**Stated problem**
Select every line holding the word "Período" and copy it.

**Material shown**
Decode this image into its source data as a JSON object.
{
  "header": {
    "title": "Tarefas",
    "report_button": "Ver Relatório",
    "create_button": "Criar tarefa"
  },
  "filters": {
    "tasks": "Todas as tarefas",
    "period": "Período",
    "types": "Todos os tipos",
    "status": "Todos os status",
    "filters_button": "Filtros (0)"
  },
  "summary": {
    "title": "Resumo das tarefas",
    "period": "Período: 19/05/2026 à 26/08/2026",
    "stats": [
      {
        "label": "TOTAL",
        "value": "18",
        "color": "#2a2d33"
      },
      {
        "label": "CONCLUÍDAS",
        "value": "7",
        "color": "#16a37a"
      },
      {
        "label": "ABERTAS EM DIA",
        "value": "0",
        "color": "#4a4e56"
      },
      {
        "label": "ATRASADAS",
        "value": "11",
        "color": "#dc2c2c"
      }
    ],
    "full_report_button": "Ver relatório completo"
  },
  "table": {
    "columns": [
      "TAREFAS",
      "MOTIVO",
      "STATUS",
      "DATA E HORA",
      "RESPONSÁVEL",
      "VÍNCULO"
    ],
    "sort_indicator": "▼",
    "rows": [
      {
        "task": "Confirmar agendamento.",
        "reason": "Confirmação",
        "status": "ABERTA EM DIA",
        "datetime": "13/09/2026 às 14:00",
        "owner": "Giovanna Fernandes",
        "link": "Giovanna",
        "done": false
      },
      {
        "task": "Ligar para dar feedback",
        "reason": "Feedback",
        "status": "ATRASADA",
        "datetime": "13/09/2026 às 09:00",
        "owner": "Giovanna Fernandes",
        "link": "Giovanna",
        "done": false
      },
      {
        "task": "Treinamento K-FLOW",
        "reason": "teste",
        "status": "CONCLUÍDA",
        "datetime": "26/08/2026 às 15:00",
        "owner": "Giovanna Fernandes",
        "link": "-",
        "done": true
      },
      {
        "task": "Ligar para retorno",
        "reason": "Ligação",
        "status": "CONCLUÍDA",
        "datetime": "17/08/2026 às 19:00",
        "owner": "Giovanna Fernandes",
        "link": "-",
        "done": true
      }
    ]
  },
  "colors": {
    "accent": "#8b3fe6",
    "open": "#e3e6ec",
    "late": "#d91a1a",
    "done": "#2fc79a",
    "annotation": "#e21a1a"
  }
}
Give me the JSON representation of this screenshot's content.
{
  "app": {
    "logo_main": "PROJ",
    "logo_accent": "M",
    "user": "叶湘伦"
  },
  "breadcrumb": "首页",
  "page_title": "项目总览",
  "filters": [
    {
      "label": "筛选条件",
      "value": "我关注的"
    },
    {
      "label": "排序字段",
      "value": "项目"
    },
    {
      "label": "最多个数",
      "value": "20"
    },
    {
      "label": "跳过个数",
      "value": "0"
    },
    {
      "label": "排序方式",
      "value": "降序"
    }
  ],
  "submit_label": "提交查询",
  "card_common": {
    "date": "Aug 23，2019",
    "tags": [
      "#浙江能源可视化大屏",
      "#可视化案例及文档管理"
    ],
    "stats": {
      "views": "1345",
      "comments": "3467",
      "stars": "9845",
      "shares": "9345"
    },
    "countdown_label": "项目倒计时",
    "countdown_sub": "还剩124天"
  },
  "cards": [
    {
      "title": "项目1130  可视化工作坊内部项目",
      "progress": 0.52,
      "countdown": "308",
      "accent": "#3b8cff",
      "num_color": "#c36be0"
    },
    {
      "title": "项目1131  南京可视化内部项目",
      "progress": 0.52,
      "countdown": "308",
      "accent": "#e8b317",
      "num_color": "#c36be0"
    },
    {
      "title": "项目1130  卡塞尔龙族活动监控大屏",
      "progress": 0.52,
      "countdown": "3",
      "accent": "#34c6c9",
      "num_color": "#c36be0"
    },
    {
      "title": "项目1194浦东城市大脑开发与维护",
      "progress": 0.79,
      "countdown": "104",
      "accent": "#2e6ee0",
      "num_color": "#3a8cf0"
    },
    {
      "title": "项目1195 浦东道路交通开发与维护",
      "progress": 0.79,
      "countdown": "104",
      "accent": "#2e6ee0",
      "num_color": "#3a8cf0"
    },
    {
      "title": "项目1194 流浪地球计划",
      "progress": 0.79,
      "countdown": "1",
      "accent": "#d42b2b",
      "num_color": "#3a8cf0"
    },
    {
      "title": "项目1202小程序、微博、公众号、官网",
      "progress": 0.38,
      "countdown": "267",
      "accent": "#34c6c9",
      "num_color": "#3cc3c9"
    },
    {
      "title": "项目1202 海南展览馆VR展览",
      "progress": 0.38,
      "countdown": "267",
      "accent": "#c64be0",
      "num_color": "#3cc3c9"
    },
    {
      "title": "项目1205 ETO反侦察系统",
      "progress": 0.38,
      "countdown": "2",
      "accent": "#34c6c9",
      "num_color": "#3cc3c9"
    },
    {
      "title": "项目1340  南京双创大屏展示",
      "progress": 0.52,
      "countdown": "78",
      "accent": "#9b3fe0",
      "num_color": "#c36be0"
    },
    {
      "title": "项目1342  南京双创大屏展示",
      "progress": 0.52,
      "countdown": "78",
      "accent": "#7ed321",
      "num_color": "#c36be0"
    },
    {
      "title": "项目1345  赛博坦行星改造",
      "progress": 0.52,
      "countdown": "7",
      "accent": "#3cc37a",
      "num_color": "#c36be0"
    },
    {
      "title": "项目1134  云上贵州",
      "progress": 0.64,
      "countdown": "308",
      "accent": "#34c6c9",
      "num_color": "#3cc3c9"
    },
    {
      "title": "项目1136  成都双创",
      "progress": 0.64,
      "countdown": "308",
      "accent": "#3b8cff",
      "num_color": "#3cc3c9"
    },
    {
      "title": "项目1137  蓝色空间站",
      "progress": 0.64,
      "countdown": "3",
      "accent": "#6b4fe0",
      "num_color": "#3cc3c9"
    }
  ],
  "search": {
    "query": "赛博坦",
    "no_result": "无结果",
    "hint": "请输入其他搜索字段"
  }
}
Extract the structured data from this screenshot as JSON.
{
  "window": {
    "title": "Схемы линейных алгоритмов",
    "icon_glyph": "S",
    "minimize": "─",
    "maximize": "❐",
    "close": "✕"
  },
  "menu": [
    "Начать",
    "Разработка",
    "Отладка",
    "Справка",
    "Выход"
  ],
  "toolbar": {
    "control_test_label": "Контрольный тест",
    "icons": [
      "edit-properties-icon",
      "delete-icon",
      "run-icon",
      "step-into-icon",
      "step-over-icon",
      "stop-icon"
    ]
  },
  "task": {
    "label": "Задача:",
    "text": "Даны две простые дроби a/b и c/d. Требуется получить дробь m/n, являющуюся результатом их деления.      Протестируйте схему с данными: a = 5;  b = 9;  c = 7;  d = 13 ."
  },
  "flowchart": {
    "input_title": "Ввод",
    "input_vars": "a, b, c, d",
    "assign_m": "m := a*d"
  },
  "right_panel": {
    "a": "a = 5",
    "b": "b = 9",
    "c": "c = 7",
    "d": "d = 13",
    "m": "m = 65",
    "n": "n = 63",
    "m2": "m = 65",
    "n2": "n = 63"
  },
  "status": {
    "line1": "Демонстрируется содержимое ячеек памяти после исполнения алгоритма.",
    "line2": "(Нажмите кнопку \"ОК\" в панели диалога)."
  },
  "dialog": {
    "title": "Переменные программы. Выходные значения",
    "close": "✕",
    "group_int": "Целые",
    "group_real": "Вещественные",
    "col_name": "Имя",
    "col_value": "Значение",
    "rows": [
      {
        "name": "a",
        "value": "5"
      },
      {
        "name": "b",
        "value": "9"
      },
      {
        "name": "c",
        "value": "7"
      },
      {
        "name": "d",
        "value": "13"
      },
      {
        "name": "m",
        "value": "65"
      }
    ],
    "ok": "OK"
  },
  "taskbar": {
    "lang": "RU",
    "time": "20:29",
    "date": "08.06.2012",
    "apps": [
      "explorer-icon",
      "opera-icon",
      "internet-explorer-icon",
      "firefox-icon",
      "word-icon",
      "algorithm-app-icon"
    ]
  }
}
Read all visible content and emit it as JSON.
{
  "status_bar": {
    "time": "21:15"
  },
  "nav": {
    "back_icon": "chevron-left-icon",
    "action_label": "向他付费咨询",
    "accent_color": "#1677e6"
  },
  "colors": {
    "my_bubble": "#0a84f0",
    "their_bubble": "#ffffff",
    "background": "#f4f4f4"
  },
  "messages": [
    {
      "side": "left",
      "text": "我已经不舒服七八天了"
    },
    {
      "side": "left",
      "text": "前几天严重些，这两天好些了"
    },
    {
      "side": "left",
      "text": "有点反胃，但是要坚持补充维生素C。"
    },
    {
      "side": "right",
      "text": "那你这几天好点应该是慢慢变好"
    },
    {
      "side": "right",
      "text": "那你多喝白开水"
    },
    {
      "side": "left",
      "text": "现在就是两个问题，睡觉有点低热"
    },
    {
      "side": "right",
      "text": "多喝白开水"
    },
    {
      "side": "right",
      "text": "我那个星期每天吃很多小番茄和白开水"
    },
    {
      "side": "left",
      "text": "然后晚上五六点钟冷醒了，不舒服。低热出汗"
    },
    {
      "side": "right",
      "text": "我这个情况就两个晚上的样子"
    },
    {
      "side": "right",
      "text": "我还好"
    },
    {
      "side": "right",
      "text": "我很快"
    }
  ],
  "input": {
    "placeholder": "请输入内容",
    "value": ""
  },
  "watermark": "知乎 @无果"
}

**Finished exercise**
    "period": "Período",
    "period": "Período: 19/05/2026 à 26/08/2026",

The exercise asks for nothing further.